### WHAT THIS TASK INVOLVES
Pictures do not belong in the copy; restate the records below word for word.

····················

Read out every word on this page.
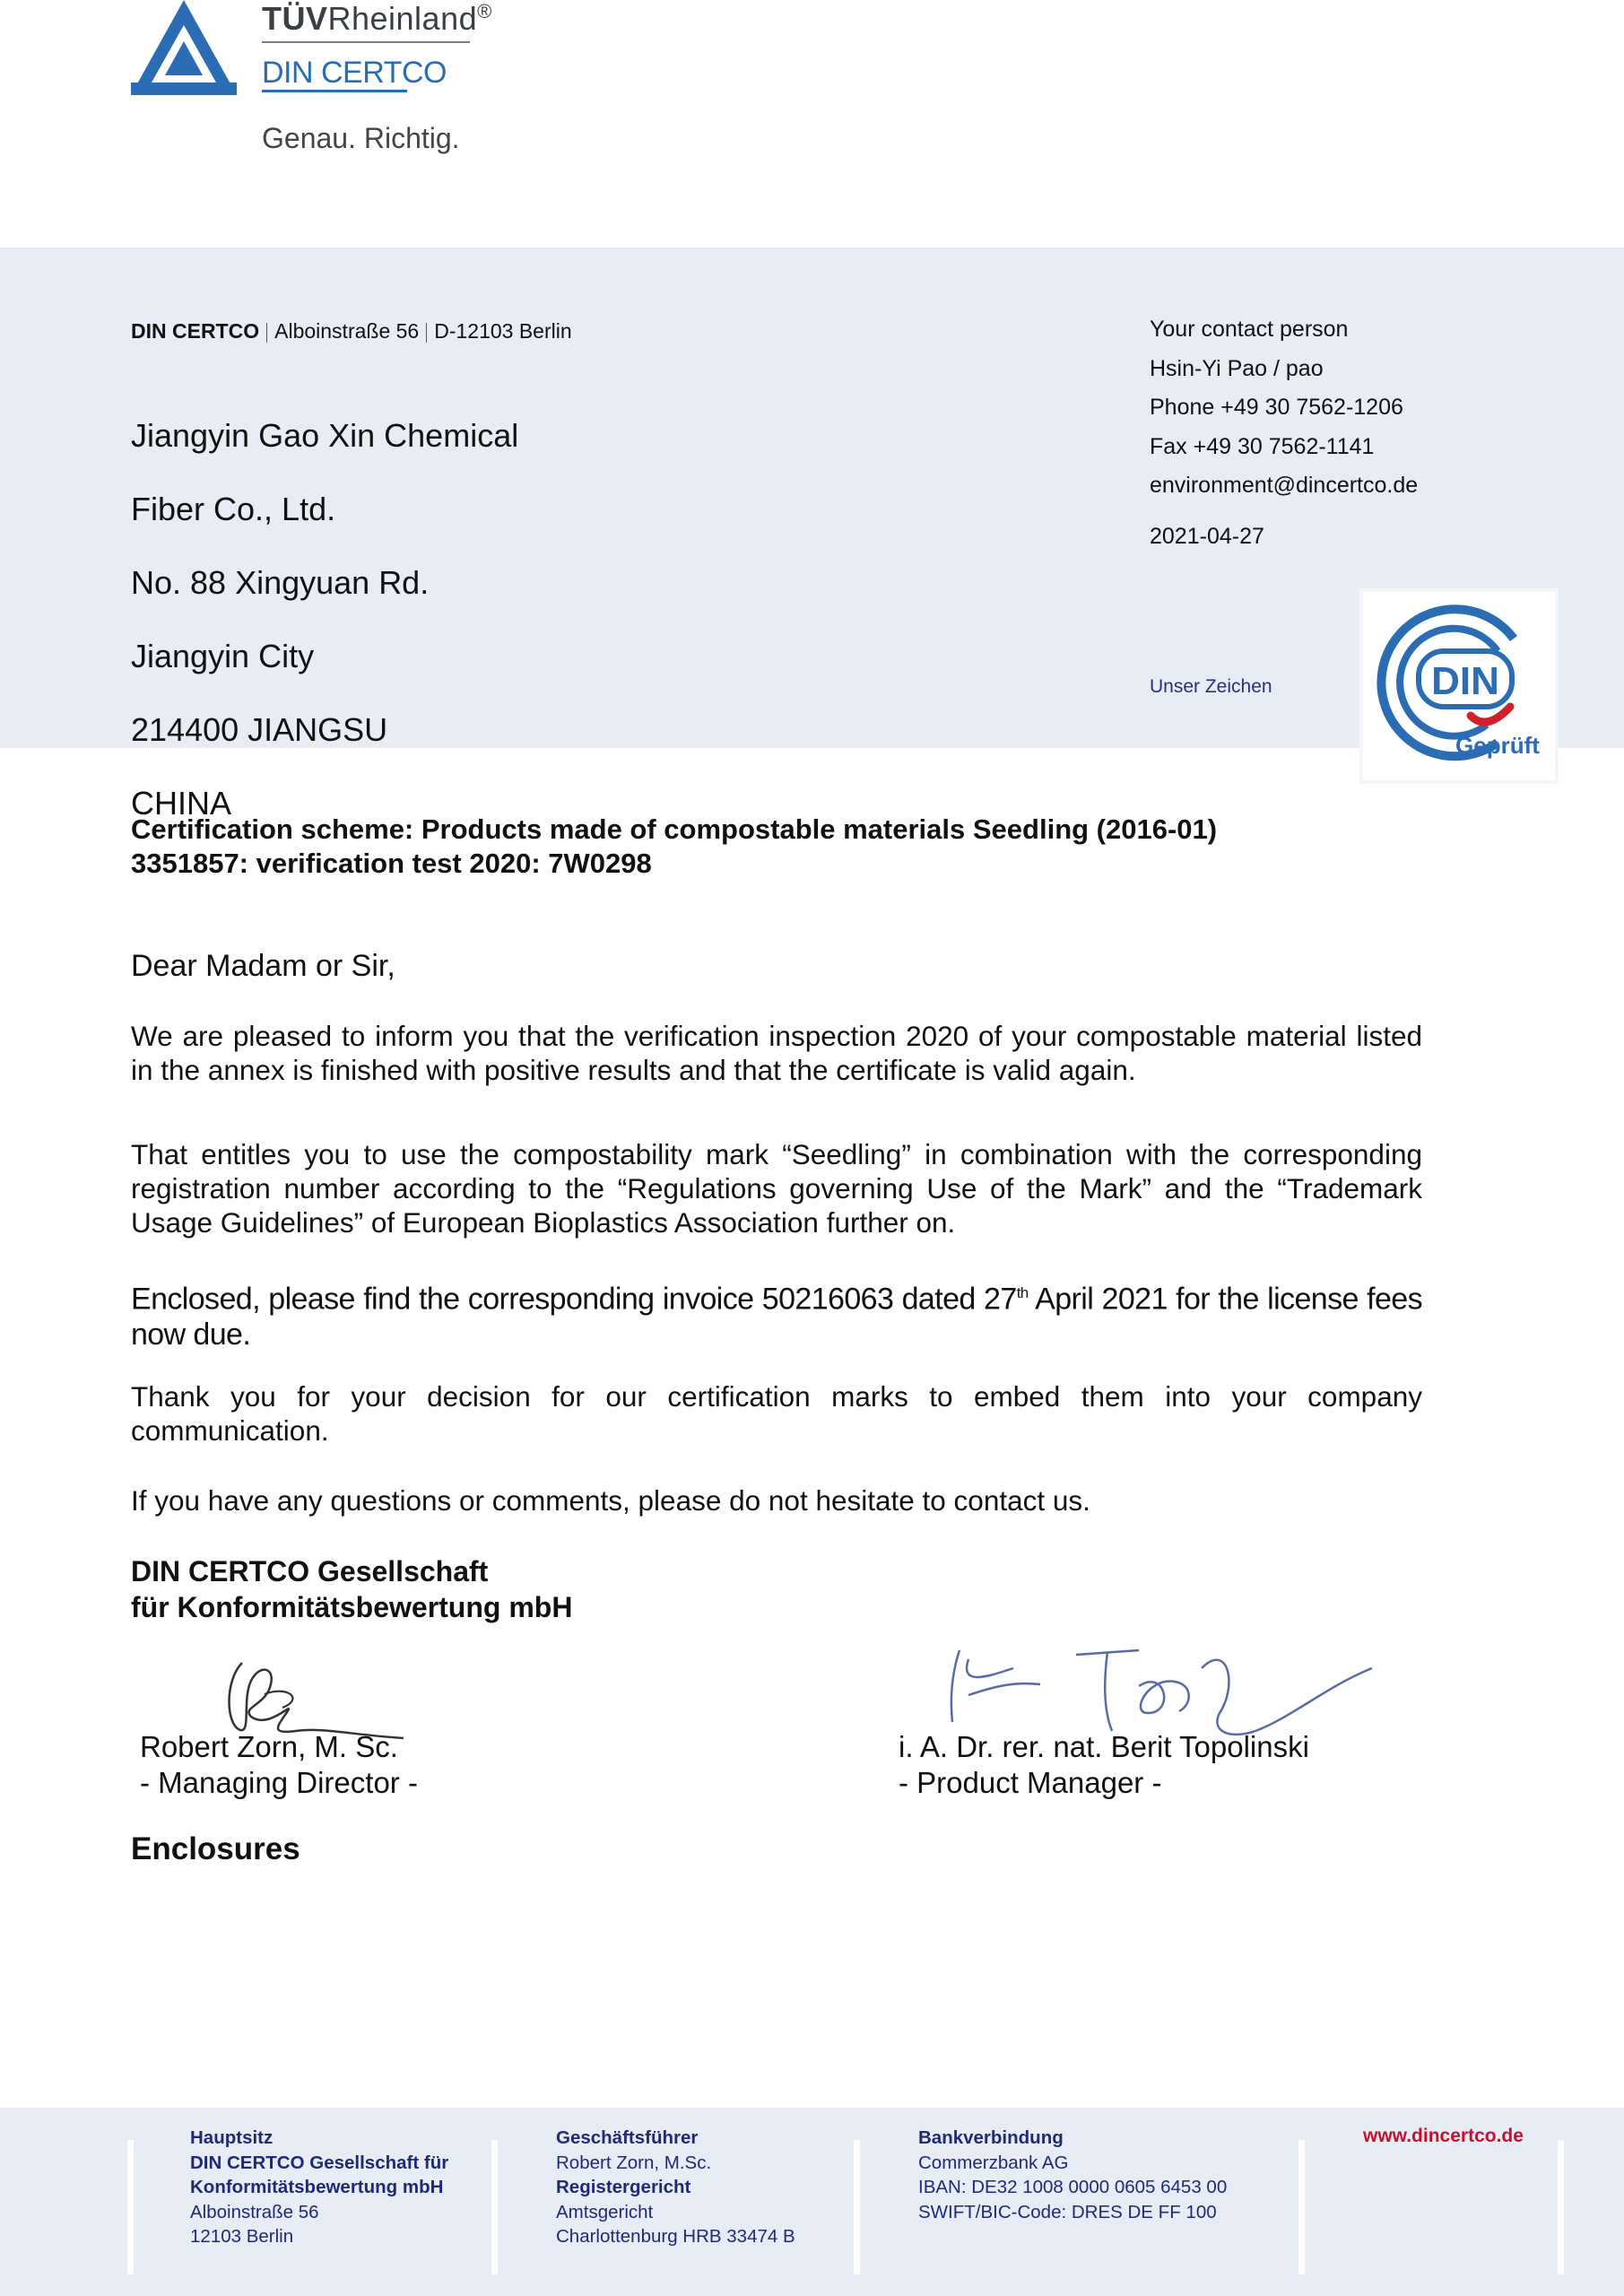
TÜVRheinland®
DIN CERTCO
Genau. Richtig.
DIN CERTCO Alboinstraße 56 D-12103 Berlin

Jiangyin Gao Xin Chemical

Fiber Co., Ltd.

No. 88 Xingyuan Rd.

Jiangyin City

214400 JIANGSU

CHINA

Your contact person
Hsin-Yi Pao / pao
Phone +49 30 7562-1206
Fax +49 30 7562-1141
environment@dincertco.de
2021-04-27
Unser Zeichen	DIN
Geprüft
Certification scheme: Products made of compostable materials Seedling (2016-01)
3351857: verification test 2020: 7W0298
Dear Madam or Sir,
We are pleased to inform you that the verification inspection 2020 of your compostable material listed in the annex is finished with positive results and that the certificate is valid again.
That entitles you to use the compostability mark “Seedling” in combination with the corresponding registration number according to the “Regulations governing Use of the Mark” and the “Trademark Usage Guidelines” of European Bioplastics Association further on.
Enclosed, please find the corresponding invoice 50216063 dated 27th April 2021 for the license fees now due.
Thank you for your decision for our certification marks to embed them into your company communication.
If you have any questions or comments, please do not hesitate to contact us.
DIN CERTCO Gesellschaft
für Konformitätsbewertung mbH
Robert Zorn, M. Sc.
- Managing Director -
i. A. Dr. rer. nat. Berit Topolinski
- Product Manager -
Enclosures
Hauptsitz
DIN CERTCO Gesellschaft für
Konformitätsbewertung mbH
Alboinstraße 56
12103 Berlin
Geschäftsführer
Robert Zorn, M.Sc.
Registergericht
Amtsgericht
Charlottenburg HRB 33474 B
Bankverbindung
Commerzbank AG
IBAN: DE32 1008 0000 0605 6453 00
SWIFT/BIC-Code: DRES DE FF 100
www.dincertco.de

····················

### FINISHED EXERCISE
Read out every word on this page.
TÜVRheinland®
DIN CERTCO
Genau. Richtig.
DIN CERTCO Alboinstraße 56 D-12103 Berlin

Jiangyin Gao Xin Chemical

Fiber Co., Ltd.

No. 88 Xingyuan Rd.

Jiangyin City

214400 JIANGSU

CHINA

Your contact person
Hsin-Yi Pao / pao
Phone +49 30 7562-1206
Fax +49 30 7562-1141
environment@dincertco.de
2021-04-27
Unser Zeichen	DIN
Geprüft
Certification scheme: Products made of compostable materials Seedling (2016-01)
3351857: verification test 2020: 7W0298
Dear Madam or Sir,
We are pleased to inform you that the verification inspection 2020 of your compostable material listed in the annex is finished with positive results and that the certificate is valid again.
That entitles you to use the compostability mark “Seedling” in combination with the corresponding registration number according to the “Regulations governing Use of the Mark” and the “Trademark Usage Guidelines” of European Bioplastics Association further on.
Enclosed, please find the corresponding invoice 50216063 dated 27th April 2021 for the license fees now due.
Thank you for your decision for our certification marks to embed them into your company communication.
If you have any questions or comments, please do not hesitate to contact us.
DIN CERTCO Gesellschaft
für Konformitätsbewertung mbH
Robert Zorn, M. Sc.
- Managing Director -
i. A. Dr. rer. nat. Berit Topolinski
- Product Manager -
Enclosures
Hauptsitz
DIN CERTCO Gesellschaft für
Konformitätsbewertung mbH
Alboinstraße 56
12103 Berlin
Geschäftsführer
Robert Zorn, M.Sc.
Registergericht
Amtsgericht
Charlottenburg HRB 33474 B
Bankverbindung
Commerzbank AG
IBAN: DE32 1008 0000 0605 6453 00
SWIFT/BIC-Code: DRES DE FF 100
www.dincertco.de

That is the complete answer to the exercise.